-- DATA SHOWN --
====================
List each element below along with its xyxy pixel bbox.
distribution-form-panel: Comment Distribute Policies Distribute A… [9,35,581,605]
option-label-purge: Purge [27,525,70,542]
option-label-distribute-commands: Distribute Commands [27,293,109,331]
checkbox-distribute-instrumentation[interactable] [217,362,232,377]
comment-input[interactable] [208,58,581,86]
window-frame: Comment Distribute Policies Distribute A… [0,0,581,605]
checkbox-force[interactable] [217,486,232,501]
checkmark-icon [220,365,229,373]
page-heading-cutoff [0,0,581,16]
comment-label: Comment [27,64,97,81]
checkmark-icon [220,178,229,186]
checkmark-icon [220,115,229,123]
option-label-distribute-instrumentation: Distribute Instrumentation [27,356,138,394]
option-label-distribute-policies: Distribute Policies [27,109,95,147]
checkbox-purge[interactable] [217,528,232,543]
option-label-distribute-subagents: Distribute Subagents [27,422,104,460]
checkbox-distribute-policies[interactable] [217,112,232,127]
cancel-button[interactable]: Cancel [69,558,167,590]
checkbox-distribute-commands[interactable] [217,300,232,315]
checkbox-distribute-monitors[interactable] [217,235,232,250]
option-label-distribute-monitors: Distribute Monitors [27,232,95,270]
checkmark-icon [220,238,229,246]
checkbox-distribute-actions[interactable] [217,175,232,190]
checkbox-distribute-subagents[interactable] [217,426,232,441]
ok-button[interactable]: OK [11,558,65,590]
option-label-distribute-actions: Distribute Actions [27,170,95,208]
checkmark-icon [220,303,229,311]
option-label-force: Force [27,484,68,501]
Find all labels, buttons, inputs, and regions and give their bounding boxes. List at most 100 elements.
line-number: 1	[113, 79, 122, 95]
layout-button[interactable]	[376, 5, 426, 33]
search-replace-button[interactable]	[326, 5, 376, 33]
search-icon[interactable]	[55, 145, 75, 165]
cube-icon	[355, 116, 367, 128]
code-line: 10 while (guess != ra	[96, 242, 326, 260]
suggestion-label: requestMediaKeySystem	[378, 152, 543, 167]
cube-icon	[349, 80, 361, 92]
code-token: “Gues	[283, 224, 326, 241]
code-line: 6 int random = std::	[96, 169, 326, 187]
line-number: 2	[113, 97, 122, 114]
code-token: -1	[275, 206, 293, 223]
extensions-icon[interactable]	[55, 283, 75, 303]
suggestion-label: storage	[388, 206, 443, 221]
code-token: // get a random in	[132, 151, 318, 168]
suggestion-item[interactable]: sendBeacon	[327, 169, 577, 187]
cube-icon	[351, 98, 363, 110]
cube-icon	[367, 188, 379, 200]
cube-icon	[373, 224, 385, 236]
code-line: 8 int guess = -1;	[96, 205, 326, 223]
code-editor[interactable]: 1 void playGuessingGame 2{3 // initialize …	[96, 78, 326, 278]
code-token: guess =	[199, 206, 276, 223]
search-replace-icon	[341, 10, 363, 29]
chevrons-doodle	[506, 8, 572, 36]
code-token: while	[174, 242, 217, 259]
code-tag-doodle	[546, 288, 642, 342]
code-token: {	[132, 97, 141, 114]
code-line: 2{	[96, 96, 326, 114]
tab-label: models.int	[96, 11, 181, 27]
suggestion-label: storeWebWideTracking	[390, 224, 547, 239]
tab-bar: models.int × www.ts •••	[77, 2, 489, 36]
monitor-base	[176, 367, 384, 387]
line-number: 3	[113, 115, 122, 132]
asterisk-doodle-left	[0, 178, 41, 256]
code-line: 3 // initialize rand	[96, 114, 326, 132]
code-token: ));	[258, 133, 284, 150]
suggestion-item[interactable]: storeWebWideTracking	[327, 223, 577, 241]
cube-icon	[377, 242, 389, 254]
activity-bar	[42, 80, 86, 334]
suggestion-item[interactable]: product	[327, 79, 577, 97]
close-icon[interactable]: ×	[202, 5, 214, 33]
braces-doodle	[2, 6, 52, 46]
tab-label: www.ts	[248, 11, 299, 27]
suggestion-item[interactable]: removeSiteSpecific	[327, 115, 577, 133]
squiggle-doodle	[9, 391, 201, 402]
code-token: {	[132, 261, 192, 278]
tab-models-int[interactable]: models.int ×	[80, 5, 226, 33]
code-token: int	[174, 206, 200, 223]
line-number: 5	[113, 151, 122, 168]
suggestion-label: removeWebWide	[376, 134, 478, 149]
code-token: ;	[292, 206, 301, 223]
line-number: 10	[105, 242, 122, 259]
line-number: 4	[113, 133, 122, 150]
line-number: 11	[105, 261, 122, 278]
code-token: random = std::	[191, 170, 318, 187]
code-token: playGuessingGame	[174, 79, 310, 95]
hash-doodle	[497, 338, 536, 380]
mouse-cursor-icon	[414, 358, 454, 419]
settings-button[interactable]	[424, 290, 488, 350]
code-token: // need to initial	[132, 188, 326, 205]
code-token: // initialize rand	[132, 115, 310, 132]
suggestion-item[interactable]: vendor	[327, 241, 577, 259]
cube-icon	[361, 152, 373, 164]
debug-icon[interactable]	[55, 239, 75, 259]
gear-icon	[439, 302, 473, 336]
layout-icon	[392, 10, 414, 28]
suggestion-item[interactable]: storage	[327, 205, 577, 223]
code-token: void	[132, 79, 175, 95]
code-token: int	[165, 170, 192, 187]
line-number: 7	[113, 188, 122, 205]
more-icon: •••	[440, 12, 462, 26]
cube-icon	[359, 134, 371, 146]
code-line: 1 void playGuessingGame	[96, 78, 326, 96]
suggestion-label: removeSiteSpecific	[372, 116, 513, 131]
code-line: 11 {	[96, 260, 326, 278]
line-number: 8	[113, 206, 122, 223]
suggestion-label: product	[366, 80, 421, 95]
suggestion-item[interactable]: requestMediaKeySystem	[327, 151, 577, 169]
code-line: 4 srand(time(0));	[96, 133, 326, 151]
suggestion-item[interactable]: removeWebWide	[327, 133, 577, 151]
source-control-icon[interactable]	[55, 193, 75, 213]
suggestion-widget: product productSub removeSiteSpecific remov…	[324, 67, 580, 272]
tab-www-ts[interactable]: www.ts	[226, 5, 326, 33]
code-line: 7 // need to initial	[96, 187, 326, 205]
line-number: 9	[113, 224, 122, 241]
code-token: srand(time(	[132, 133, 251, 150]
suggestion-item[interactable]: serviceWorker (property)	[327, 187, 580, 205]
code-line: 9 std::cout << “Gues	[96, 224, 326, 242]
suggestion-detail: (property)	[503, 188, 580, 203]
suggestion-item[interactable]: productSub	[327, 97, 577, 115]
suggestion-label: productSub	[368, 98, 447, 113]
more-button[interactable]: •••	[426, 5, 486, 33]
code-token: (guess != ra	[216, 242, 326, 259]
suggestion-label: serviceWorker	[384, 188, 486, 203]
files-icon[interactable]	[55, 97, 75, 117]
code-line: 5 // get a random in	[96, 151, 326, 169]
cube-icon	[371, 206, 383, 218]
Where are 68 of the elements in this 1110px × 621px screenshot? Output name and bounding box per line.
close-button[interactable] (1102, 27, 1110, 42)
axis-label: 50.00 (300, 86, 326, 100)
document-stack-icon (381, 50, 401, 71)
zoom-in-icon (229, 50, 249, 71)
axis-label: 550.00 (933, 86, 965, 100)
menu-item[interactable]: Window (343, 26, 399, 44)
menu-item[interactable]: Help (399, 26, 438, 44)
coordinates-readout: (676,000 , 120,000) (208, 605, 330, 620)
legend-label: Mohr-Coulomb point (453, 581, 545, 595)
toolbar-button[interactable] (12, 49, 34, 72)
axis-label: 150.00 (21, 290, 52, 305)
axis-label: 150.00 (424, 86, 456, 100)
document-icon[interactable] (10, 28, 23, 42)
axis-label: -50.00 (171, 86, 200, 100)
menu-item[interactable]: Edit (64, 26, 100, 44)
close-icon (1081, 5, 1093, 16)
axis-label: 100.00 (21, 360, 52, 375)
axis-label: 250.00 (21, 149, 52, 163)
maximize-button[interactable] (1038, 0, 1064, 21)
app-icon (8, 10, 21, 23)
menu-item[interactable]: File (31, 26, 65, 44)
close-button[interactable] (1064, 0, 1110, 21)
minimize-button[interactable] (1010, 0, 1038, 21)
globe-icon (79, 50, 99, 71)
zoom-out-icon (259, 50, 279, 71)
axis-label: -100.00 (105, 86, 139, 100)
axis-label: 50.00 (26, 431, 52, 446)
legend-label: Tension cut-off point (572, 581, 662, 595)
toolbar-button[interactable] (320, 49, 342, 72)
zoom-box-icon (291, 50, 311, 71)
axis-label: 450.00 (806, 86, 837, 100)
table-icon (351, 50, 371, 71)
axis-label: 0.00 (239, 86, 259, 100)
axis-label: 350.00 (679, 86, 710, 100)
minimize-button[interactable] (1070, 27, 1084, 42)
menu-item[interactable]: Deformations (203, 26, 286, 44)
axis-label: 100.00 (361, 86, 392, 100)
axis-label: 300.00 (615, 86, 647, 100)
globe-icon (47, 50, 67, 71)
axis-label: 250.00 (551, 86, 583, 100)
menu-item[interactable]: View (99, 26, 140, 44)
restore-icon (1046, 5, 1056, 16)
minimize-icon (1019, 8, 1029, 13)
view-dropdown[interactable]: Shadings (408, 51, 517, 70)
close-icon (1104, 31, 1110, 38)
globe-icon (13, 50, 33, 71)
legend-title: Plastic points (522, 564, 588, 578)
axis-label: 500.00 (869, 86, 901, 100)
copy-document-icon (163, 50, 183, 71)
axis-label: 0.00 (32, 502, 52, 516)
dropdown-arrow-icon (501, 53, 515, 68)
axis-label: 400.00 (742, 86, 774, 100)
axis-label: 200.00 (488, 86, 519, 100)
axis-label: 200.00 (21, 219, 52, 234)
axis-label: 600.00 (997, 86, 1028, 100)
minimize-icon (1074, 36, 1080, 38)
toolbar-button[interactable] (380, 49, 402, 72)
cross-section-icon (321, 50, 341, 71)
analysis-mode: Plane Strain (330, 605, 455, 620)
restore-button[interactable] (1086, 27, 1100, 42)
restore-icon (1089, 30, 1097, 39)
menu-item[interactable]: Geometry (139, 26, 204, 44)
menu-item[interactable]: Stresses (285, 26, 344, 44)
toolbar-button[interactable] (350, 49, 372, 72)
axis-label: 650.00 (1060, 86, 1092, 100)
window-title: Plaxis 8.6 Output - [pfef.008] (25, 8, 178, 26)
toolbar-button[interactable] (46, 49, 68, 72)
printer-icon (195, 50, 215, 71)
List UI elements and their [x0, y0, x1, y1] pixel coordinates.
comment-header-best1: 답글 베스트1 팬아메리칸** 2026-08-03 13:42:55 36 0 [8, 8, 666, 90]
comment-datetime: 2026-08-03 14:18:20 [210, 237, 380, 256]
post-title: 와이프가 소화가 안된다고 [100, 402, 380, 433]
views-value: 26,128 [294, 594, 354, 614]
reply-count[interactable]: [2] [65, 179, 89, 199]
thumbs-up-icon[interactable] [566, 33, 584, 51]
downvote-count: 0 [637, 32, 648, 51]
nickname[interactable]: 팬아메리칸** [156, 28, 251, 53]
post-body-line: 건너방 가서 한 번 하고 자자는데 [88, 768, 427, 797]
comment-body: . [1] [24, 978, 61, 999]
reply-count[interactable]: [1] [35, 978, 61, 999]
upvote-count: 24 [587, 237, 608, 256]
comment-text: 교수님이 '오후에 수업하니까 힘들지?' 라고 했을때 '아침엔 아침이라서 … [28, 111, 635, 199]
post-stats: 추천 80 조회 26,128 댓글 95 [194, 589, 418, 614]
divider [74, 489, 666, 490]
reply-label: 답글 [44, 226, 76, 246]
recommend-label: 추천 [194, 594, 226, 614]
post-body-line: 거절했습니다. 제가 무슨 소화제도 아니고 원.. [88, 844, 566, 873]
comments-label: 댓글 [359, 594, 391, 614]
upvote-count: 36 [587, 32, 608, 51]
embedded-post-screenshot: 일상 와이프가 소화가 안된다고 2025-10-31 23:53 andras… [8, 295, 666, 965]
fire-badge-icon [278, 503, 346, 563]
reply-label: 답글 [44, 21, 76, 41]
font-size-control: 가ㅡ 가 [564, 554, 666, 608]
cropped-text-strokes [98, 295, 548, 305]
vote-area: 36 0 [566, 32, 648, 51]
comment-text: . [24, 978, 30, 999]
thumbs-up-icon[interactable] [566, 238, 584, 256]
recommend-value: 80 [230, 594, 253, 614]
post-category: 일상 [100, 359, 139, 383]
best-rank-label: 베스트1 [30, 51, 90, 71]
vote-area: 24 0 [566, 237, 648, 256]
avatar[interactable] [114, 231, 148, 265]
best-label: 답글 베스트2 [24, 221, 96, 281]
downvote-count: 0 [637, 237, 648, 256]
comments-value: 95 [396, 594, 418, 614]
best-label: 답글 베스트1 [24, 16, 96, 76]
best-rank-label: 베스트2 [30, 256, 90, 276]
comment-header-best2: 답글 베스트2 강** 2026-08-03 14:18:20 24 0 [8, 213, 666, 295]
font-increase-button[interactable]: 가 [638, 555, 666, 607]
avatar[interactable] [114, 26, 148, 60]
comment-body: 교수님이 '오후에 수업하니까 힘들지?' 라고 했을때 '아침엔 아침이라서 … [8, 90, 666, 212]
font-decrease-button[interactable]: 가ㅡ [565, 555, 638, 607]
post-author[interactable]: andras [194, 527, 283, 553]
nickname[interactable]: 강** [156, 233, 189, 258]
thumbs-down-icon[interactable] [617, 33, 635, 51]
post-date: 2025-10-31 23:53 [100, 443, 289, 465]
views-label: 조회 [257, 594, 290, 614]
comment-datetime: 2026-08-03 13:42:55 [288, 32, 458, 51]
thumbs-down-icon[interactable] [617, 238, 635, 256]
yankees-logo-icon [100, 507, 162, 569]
====================
-- TASK DESCRIPTION --
Copy the listing word for word, starting at its first line and ending with the line that contains "80, 361, 92]", both included.

-- TASK RESPONSE --
List each element below along with its xyxy pixel bbox.
distribution-form-panel: Comment Distribute Policies Distribute A… [9,35,581,605]
option-label-purge: Purge [27,525,70,542]
option-label-distribute-commands: Distribute Commands [27,293,109,331]
checkbox-distribute-instrumentation[interactable] [217,362,232,377]
comment-input[interactable] [208,58,581,86]
window-frame: Comment Distribute Policies Distribute A… [0,0,581,605]
checkbox-force[interactable] [217,486,232,501]
checkmark-icon [220,365,229,373]
page-heading-cutoff [0,0,581,16]
comment-label: Comment [27,64,97,81]
checkmark-icon [220,178,229,186]
checkmark-icon [220,115,229,123]
option-label-distribute-instrumentation: Distribute Instrumentation [27,356,138,394]
option-label-distribute-policies: Distribute Policies [27,109,95,147]
checkbox-purge[interactable] [217,528,232,543]
option-label-distribute-subagents: Distribute Subagents [27,422,104,460]
checkbox-distribute-policies[interactable] [217,112,232,127]
cancel-button[interactable]: Cancel [69,558,167,590]
checkbox-distribute-commands[interactable] [217,300,232,315]
checkbox-distribute-monitors[interactable] [217,235,232,250]
option-label-distribute-monitors: Distribute Monitors [27,232,95,270]
checkmark-icon [220,238,229,246]
checkbox-distribute-actions[interactable] [217,175,232,190]
checkbox-distribute-subagents[interactable] [217,426,232,441]
ok-button[interactable]: OK [11,558,65,590]
option-label-distribute-actions: Distribute Actions [27,170,95,208]
checkmark-icon [220,303,229,311]
option-label-force: Force [27,484,68,501]
Find all labels, buttons, inputs, and regions and give their bounding boxes. List at most 100 elements.
line-number: 1	[113, 79, 122, 95]
layout-button[interactable]	[376, 5, 426, 33]
search-replace-button[interactable]	[326, 5, 376, 33]
search-icon[interactable]	[55, 145, 75, 165]
cube-icon	[355, 116, 367, 128]
code-line: 10 while (guess != ra	[96, 242, 326, 260]
suggestion-label: requestMediaKeySystem	[378, 152, 543, 167]
cube-icon	[349, 80, 361, 92]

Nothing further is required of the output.